# Stated problem:
Go through the material below and report how many lines contain "father". Give only the number.

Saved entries
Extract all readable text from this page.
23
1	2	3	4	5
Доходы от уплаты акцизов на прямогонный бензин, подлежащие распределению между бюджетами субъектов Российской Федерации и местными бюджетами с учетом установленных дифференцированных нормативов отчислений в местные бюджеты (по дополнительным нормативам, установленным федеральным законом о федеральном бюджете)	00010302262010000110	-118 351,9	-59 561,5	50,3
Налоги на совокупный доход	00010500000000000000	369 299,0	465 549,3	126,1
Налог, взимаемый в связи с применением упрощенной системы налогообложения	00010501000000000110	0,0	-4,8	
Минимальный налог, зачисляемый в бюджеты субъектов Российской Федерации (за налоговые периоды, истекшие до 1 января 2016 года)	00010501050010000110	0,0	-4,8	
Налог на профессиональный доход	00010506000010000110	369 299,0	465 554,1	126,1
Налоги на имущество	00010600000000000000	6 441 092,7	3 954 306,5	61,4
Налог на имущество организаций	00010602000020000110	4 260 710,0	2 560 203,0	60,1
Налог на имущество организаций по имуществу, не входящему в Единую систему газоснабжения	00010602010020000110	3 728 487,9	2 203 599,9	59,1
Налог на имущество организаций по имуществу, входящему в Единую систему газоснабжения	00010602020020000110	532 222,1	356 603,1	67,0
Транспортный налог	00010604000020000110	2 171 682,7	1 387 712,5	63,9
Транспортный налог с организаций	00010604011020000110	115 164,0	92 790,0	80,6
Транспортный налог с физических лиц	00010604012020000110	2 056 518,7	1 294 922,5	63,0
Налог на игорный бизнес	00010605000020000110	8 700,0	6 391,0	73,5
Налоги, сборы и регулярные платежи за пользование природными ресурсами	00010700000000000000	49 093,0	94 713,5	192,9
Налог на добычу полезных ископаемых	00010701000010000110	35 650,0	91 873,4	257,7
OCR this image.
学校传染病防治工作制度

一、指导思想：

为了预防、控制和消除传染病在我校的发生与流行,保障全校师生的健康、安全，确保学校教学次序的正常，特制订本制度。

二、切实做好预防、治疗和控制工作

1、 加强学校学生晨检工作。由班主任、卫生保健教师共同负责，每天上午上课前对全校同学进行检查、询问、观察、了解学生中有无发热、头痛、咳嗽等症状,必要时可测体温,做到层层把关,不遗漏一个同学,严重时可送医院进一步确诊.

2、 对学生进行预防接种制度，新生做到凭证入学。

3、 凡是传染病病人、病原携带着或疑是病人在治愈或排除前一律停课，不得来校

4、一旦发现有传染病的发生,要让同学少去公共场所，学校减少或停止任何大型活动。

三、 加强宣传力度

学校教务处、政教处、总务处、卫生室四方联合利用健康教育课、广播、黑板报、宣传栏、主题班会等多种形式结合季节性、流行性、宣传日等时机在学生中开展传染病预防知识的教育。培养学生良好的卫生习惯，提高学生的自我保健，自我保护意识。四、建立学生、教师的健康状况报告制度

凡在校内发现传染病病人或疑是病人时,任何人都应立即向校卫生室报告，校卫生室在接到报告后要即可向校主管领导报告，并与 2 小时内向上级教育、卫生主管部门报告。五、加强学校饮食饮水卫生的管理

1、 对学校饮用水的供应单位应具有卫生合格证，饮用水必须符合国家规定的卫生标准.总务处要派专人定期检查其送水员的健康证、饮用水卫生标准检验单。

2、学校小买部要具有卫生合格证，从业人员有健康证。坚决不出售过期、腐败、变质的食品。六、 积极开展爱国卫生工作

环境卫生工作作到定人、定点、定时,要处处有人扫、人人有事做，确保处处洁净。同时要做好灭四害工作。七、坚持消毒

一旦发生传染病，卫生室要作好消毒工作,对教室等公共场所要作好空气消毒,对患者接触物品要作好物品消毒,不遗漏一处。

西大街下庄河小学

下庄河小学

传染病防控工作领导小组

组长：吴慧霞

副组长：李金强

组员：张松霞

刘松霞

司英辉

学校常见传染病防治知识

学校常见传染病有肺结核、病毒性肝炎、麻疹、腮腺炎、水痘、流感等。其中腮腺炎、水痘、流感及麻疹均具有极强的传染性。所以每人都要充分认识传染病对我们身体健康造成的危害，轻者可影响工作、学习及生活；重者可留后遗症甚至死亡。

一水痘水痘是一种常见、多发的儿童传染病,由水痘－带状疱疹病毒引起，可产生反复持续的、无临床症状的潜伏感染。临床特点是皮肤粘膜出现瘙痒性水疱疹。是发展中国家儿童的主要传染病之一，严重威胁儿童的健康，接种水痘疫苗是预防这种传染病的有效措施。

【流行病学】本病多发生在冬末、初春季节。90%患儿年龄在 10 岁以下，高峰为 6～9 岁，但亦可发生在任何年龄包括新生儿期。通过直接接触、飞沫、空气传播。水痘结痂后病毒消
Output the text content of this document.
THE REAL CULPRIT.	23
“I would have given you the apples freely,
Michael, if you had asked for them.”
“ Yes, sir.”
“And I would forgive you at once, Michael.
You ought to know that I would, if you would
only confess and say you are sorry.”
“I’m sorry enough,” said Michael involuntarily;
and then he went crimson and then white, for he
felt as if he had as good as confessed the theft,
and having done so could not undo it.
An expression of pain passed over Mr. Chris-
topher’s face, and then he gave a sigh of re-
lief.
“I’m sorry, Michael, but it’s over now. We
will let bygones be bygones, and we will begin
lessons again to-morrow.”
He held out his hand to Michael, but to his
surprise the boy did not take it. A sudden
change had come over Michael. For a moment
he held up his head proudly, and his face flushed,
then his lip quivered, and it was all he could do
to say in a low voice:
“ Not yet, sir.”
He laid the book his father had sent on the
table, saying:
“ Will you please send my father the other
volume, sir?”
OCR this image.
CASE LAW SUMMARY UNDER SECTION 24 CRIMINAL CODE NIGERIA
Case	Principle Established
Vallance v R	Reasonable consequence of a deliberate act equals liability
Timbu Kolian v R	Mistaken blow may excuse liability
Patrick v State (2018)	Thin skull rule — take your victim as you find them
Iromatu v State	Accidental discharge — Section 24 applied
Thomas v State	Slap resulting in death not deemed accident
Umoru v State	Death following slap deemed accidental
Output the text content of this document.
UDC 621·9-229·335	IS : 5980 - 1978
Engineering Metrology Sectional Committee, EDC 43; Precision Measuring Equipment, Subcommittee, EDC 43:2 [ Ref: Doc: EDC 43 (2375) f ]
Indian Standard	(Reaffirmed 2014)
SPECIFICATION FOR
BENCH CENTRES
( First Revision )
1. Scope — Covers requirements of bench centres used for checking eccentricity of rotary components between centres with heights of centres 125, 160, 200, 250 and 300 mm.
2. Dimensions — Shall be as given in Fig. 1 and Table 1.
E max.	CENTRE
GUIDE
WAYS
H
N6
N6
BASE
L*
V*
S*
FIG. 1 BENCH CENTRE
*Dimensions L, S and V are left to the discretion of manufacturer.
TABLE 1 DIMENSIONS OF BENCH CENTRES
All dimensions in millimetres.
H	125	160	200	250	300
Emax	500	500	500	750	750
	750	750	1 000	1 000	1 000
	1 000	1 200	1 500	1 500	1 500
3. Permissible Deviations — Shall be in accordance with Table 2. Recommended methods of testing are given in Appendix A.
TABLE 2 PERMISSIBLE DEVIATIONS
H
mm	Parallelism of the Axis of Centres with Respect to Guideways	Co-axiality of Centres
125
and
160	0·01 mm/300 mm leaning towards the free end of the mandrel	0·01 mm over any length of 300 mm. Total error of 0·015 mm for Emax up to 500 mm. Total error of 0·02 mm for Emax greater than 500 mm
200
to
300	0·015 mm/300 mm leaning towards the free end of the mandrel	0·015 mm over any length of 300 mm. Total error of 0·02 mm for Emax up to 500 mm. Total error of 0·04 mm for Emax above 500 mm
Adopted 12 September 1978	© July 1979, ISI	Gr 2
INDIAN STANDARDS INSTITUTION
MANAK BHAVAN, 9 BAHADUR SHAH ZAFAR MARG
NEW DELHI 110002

# Exercise result:
2